INSTRUCTIONS:
**A)** Please answer these three questions from the heat vulnerability text:
(i) How many U.S. residents died from exposure to extreme heat from 2006 to 2010?
(ii) How many people died in the 2015 heat wave in India?
(iii) Which university aggregates archived National Weather Service alerts and makes them available for download?
**B)** Quote the part of the heat vulnerability text that opens with the words containing "Below is a map" and closes with "roads started melting.".

EXTRACT:
____________________

On behalf of the National Integrated Heat Health Information System (NIHHIS) researchers at NOAA and ESRI have developed a new tool in an effort to plan and prepare for the increasing extreme heat we are witnessing. This is a new set of visualizations and analytical tools to understand, prepare for, and respond to extreme heat and its human health impacts (including economic impacts). The story map includes a number of powerful tools which can also be used as stand-alone analytical web apps. Innovatively, this digital product uses temperature projections and social indexes to identify vulnerable populations that might be exposed to dangerous heat in the future. It includes layers that help decision makers understand and compare their options for reducing risk, such as locations of cooling centers and health care facilities, or where to improve the urban tree canopy. It also provides access to view and share heat action plans around the world.
To see the US cities identified as most vulnerable go to the interactive map here: https://maps.esri.com/jg/HeatVulnerability/index.html
The Dangers of Heat Waves
The combination of a warmer climate, an aging U.S. population, and a greater number of people living in urban areas increases the vulnerability of the U.S. population to extreme heat.
Older adults and children have a higher risk of dying or becoming ill due to extreme heat. Also, people working outdoors, the socially isolated and economically disadvantaged, those with chronic illnesses, those without air conditioning, as well as some communities of color are all especially vulnerable to death or illness.
With about 130 deaths each year, heat causes more deaths than flooding, lightning, tornadoes, hurricanes, or cold.
From 2006-2010, 3,332 U.S. residents died from exposure to extreme heat, or about 670 deaths annually. An assessment of 43 U.S. cities from 1987 to 2005 found a 3.7 percent increase in mortality during heat waves. Early season heatwaves increased the incidence of mortality by 5 percent. Even a 1°F increase during a heat wave causes significantly more deaths.
Below is a map of the average heat season temperatures during Summer 2017, compared with the average temperatures for the last 100 years.
Understanding this new weather reality is crucial not only for the US population but also for vulnerable communities around the globe. In 2015 for example, 2,330 people died in a heat wave in India with temperatures reaching 48 degrees Celsius (118 degrees Fahrenheit). Even the roads started melting.
Understanding Who is at Risk
Using the Center for Disease Control and Prevention's 2014 Social Vulnerability Index, we can see which areas of the US have heightened vulnerability based on socioeconomic status, household composition and disability, minority status and language, and housing and transportation.
Explore the interactive tool here: https://maps.esri.com/jg/HeatVulnerability/index.html
Extreme heat is also hard on the built environment that we rely on for transportation of goods and people. Many of the infrastructure impacts can cause loss of life, but also loss of goods/disruption to supply chains and impacts to livelihoods.
To help understand how hotter days are affecting the economic centers in the US the NOAA and ESRI also developed this map:
This map shows the places where high heat days have been most common so far (the cumulative number of heat alerts issued in that place since 2005). The purple symbols show Gross Domestic Product (GDP) by metropolitan area in the US as of 2015. The Eastern Seaboard from New York to Georgia, as well as much of the Midwest from Columbus to east of Kansas City to south of Memphis, as well as the greater Las Vegas & Phoenix areas have all had over 73 heat alerts issued. Archived National Weather Service alerts are aggregated, continuously updated, and made available for download by Iowa State University's Iowa Environmental Mesonet.
To learn more about what is being done and what more we can do to help click here
The National Integrated Heat Health Information System (NIHHIS) was created to address the increase of heat extremes now and into the future. NOAA’s Climate Program Office leads NIHHIS in partnership with the Centers for Disease Control (CDC) to improve understanding and reduce impacts of extreme heat events across various time scales, build capacity across climate and public health communities, and develop timely and accessible communication tools to inform preparedness and adaptation.

____________________

DATA SHOWN:

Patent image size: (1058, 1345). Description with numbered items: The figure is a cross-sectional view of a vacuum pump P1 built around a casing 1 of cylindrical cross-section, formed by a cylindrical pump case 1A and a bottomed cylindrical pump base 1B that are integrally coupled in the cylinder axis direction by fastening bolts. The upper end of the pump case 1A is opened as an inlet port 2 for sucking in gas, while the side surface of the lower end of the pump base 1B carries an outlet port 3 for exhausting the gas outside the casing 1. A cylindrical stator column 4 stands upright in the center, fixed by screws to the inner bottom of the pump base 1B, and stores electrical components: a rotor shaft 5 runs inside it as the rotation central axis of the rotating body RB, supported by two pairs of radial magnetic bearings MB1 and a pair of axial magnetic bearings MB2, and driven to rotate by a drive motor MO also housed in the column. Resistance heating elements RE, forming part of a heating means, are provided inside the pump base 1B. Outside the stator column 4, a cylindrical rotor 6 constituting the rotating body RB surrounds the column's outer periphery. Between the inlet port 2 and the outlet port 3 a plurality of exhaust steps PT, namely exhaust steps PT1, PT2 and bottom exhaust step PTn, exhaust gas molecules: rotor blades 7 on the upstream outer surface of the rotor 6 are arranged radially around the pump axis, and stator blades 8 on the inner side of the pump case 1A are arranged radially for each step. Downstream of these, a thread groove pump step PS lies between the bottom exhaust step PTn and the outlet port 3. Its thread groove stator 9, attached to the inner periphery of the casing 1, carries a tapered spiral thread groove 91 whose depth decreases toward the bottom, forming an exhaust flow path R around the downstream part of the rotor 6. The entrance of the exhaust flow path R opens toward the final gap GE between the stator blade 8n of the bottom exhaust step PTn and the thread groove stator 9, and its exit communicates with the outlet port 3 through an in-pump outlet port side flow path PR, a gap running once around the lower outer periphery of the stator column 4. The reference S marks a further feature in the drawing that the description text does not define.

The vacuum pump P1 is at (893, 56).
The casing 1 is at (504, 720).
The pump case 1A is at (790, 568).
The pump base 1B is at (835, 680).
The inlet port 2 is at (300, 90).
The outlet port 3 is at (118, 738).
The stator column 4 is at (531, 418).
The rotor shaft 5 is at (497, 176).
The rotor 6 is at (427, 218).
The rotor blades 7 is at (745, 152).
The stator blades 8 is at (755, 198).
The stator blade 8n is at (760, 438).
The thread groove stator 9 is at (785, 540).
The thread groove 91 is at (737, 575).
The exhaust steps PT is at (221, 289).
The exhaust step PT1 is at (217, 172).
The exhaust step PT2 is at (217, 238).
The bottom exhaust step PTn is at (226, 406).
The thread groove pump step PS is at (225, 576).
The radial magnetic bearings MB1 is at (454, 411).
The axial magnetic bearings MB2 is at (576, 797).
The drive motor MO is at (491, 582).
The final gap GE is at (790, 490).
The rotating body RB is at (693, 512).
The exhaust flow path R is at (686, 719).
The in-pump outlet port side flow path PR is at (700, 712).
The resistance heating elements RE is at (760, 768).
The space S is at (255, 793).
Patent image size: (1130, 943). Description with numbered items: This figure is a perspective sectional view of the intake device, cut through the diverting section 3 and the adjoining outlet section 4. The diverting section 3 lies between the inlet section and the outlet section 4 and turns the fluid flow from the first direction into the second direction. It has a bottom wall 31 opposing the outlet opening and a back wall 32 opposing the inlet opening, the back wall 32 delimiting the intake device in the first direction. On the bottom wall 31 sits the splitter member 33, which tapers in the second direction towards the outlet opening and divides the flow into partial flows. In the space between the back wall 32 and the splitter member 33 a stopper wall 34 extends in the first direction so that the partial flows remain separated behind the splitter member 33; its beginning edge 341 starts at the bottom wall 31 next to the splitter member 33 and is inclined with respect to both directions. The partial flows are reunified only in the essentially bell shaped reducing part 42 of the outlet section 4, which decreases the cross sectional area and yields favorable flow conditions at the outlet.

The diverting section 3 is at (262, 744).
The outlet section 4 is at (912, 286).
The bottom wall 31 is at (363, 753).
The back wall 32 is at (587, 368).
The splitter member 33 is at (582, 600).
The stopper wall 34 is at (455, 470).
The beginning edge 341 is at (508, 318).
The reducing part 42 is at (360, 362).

____________________

TASK-BY-TASK SOLUTIONS:
**A)**
(i) 3,332
(ii) 2,330
(iii) Iowa State University, through its Iowa Environmental Mesonet

**B)**
Below is a map of the average heat season temperatures during Summer 2017, compared with the average temperatures for the last 100 years.
Understanding this new weather reality is crucial not only for the US population but also for vulnerable communities around the globe. In 2015 for example, 2,330 people died in a heat wave in India with temperatures reaching 48 degrees Celsius (118 degrees Fahrenheit). Even the roads started melting.